INSTRUCTIONS TO FOLLOW » Retype each line of the entries below precisely as it appears, leaving out the pictures.

DATASET EXTRACT »
----

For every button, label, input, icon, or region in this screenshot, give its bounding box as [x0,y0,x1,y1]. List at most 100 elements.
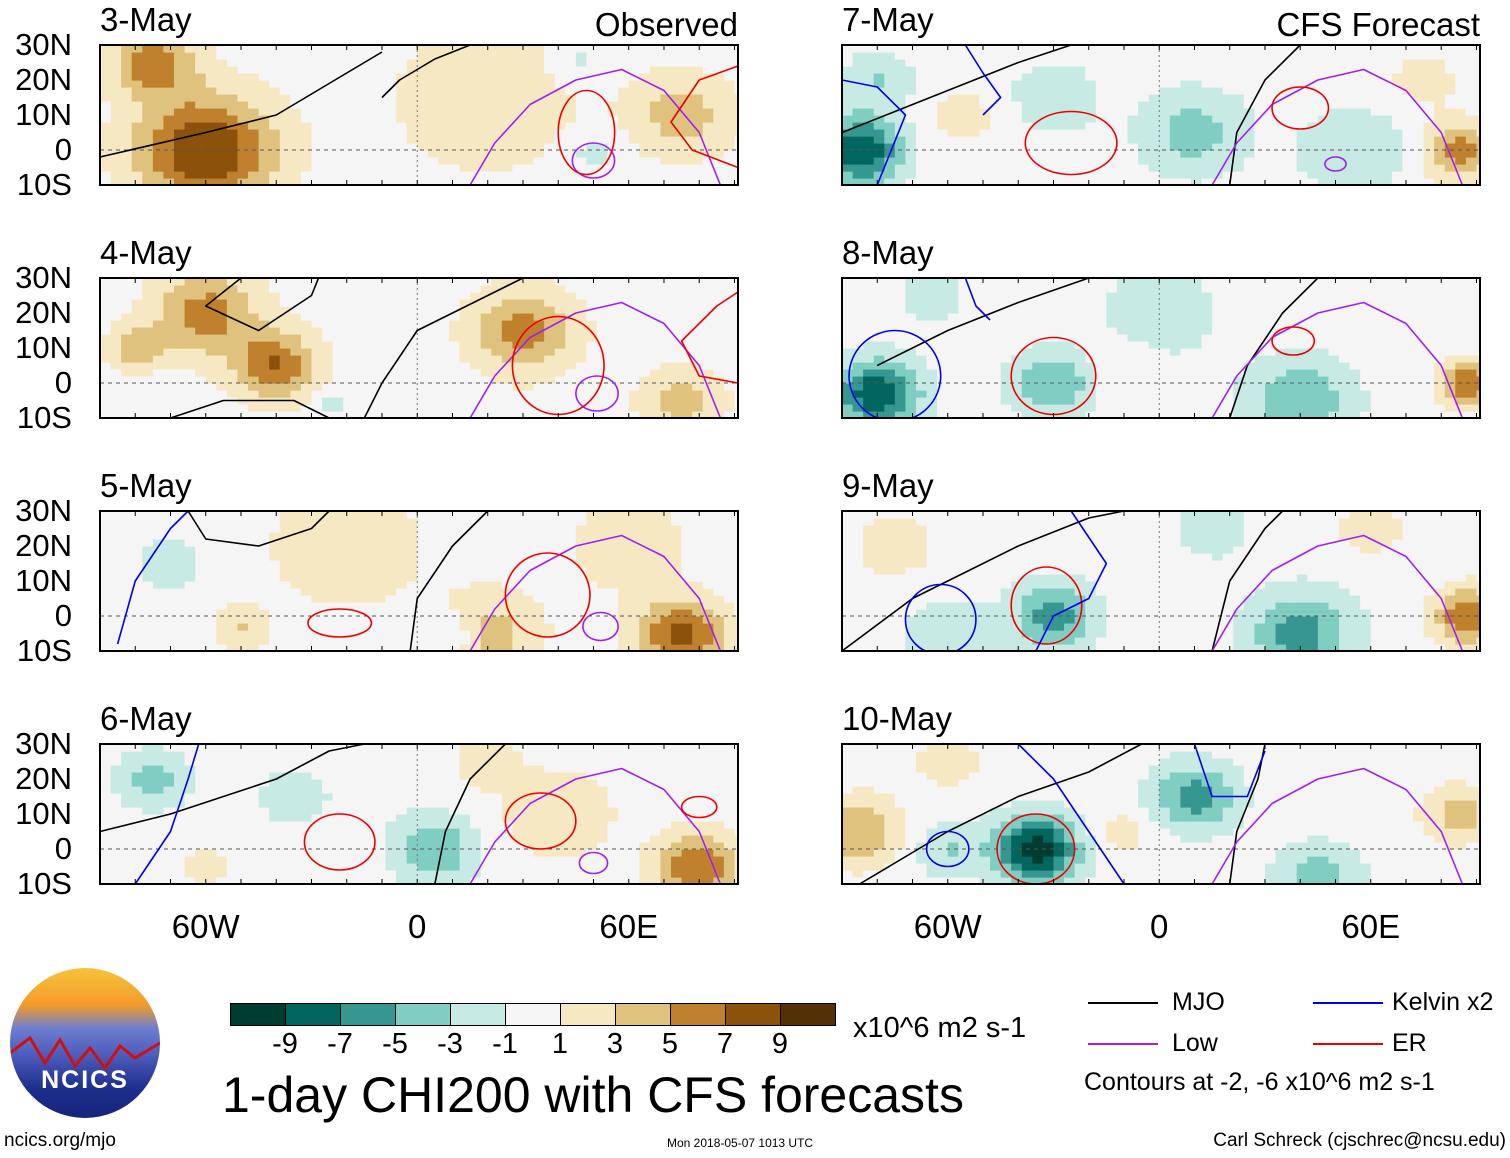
chi-cell [649,765,662,773]
chi-cell [279,178,291,186]
chi-cell [131,122,143,130]
chi-cell [470,45,482,53]
chi-cell [723,52,736,60]
chi-cell [110,863,122,871]
chi-cell [702,397,714,405]
chi-cell [607,595,619,603]
chi-cell [100,285,112,293]
chi-cell [618,45,630,53]
chi-cell [544,108,556,116]
chi-cell [639,630,651,638]
chi-cell [174,814,186,822]
chi-cell [681,546,693,554]
chi-cell [512,793,524,801]
chi-cell [131,856,143,864]
chi-cell [396,821,408,829]
chi-cell [702,285,714,293]
chi-cell [110,786,122,794]
chi-cell [681,45,693,53]
chi-cell [269,341,281,349]
chi-cell [628,348,640,356]
chi-cell [142,518,154,526]
chi-cell [713,52,725,60]
chi-cell [332,849,344,857]
chi-cell [110,511,122,519]
chi-cell [110,539,122,547]
chi-cell [639,369,651,377]
chi-cell [618,334,630,342]
chi-cell [448,164,461,172]
chi-cell [269,758,281,766]
chi-cell [544,511,556,519]
chi-cell [343,870,355,878]
chi-cell [396,856,408,864]
chi-cell [121,870,133,878]
chi-cell [142,765,154,773]
chi-cell [512,369,524,377]
chi-cell [322,376,334,384]
chi-cell [438,849,450,857]
chi-cell [639,616,651,624]
chi-cell [269,877,281,885]
chi-cell [491,108,503,116]
chi-cell [290,136,302,144]
chi-cell [195,870,207,878]
chi-cell [554,525,566,533]
chi-cell [374,320,387,328]
chi-cell [279,45,291,53]
chi-cell [322,313,334,321]
chi-cell [248,383,260,391]
chi-cell [639,278,651,286]
chi-cell [459,581,471,589]
chi-cell [237,560,249,568]
chi-cell [311,616,323,624]
chi-cell [681,616,693,624]
chi-cell [290,623,302,631]
chi-cell [343,362,355,370]
mjo-contour [409,510,489,652]
chi-cell [565,532,577,540]
chi-cell [311,362,323,370]
chi-cell [353,588,365,596]
chi-cell [544,164,556,172]
chi-cell [597,59,609,67]
chi-cell [121,814,133,822]
chi-cell [332,292,344,300]
chi-cell [448,52,461,60]
chi-cell [311,525,323,533]
chi-cell [501,856,514,864]
chi-cell [512,637,524,645]
chi-cell [332,52,344,60]
chi-cell [142,334,154,342]
chi-cell [671,278,683,286]
chi-cell [174,383,186,391]
chi-cell [110,595,122,603]
chi-cell [195,751,207,759]
chi-cell [586,341,598,349]
chi-cell [311,532,323,540]
chi-cell [628,863,640,871]
chi-cell [311,327,323,335]
chi-cell [628,178,640,186]
chi-cell [237,348,249,356]
chi-cell [480,327,492,335]
chi-cell [597,390,609,398]
chi-cell [237,87,249,95]
chi-cell [110,164,122,172]
chi-cell [470,348,482,356]
chi-cell [512,546,524,554]
chi-cell [607,560,619,568]
chi-cell [681,863,693,871]
chi-cell [353,511,365,519]
chi-cell [163,786,175,794]
chi-cell [491,355,503,363]
chi-cell [174,525,186,533]
chi-cell [290,553,302,561]
chi-cell [279,567,291,575]
chi-cell [290,362,302,370]
chi-cell [512,602,524,610]
chi-cell [110,101,122,109]
chi-cell [131,66,143,74]
chi-cell [597,334,609,342]
chi-cell [681,369,693,377]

----

OUTPUT OF THE EXERCISE »
For every button, label, input, icon, or region in this screenshot, give its bounding box as [x0,y0,x1,y1]. List at most 100 elements.
chi-cell [649,765,662,773]
chi-cell [279,178,291,186]
chi-cell [131,122,143,130]
chi-cell [470,45,482,53]
chi-cell [723,52,736,60]
chi-cell [110,863,122,871]
chi-cell [702,397,714,405]
chi-cell [607,595,619,603]
chi-cell [100,285,112,293]
chi-cell [618,45,630,53]
chi-cell [544,108,556,116]
chi-cell [639,630,651,638]
chi-cell [174,814,186,822]
chi-cell [681,546,693,554]
chi-cell [512,793,524,801]
chi-cell [131,856,143,864]
chi-cell [396,821,408,829]
chi-cell [702,285,714,293]
chi-cell [110,786,122,794]
chi-cell [681,45,693,53]
chi-cell [269,341,281,349]
chi-cell [628,348,640,356]
chi-cell [142,518,154,526]
chi-cell [713,52,725,60]
chi-cell [332,849,344,857]
chi-cell [110,511,122,519]
chi-cell [110,539,122,547]
chi-cell [639,369,651,377]
chi-cell [618,334,630,342]
chi-cell [448,164,461,172]
chi-cell [269,758,281,766]
chi-cell [544,511,556,519]
chi-cell [343,870,355,878]
chi-cell [396,856,408,864]
chi-cell [121,870,133,878]
chi-cell [142,765,154,773]
chi-cell [512,369,524,377]
chi-cell [322,376,334,384]
chi-cell [438,849,450,857]
chi-cell [639,616,651,624]
chi-cell [269,877,281,885]
chi-cell [491,108,503,116]
chi-cell [290,136,302,144]
chi-cell [195,870,207,878]
chi-cell [554,525,566,533]
chi-cell [374,320,387,328]
chi-cell [279,45,291,53]
chi-cell [322,313,334,321]
chi-cell [248,383,260,391]
chi-cell [639,278,651,286]
chi-cell [459,581,471,589]
chi-cell [237,560,249,568]
chi-cell [311,616,323,624]
chi-cell [681,616,693,624]
chi-cell [290,623,302,631]
chi-cell [343,362,355,370]
mjo-contour [409,510,489,652]
chi-cell [565,532,577,540]
chi-cell [311,362,323,370]
chi-cell [353,588,365,596]
chi-cell [544,164,556,172]
chi-cell [597,59,609,67]
chi-cell [121,814,133,822]
chi-cell [332,292,344,300]
chi-cell [448,52,461,60]
chi-cell [311,525,323,533]
chi-cell [501,856,514,864]
chi-cell [512,637,524,645]
chi-cell [332,52,344,60]
chi-cell [142,334,154,342]
chi-cell [671,278,683,286]
chi-cell [174,383,186,391]
chi-cell [110,595,122,603]
chi-cell [195,751,207,759]
chi-cell [586,341,598,349]
chi-cell [311,532,323,540]
chi-cell [628,863,640,871]
chi-cell [311,327,323,335]
chi-cell [628,178,640,186]
chi-cell [237,348,249,356]
chi-cell [480,327,492,335]
chi-cell [597,390,609,398]
chi-cell [237,87,249,95]
chi-cell [110,164,122,172]
chi-cell [470,348,482,356]
chi-cell [512,546,524,554]
chi-cell [607,560,619,568]
chi-cell [681,863,693,871]
chi-cell [353,511,365,519]
chi-cell [163,786,175,794]
chi-cell [491,355,503,363]
chi-cell [174,525,186,533]
chi-cell [290,553,302,561]
chi-cell [279,567,291,575]
chi-cell [290,362,302,370]
chi-cell [512,602,524,610]
chi-cell [110,101,122,109]
chi-cell [131,66,143,74]
chi-cell [597,334,609,342]
chi-cell [681,369,693,377]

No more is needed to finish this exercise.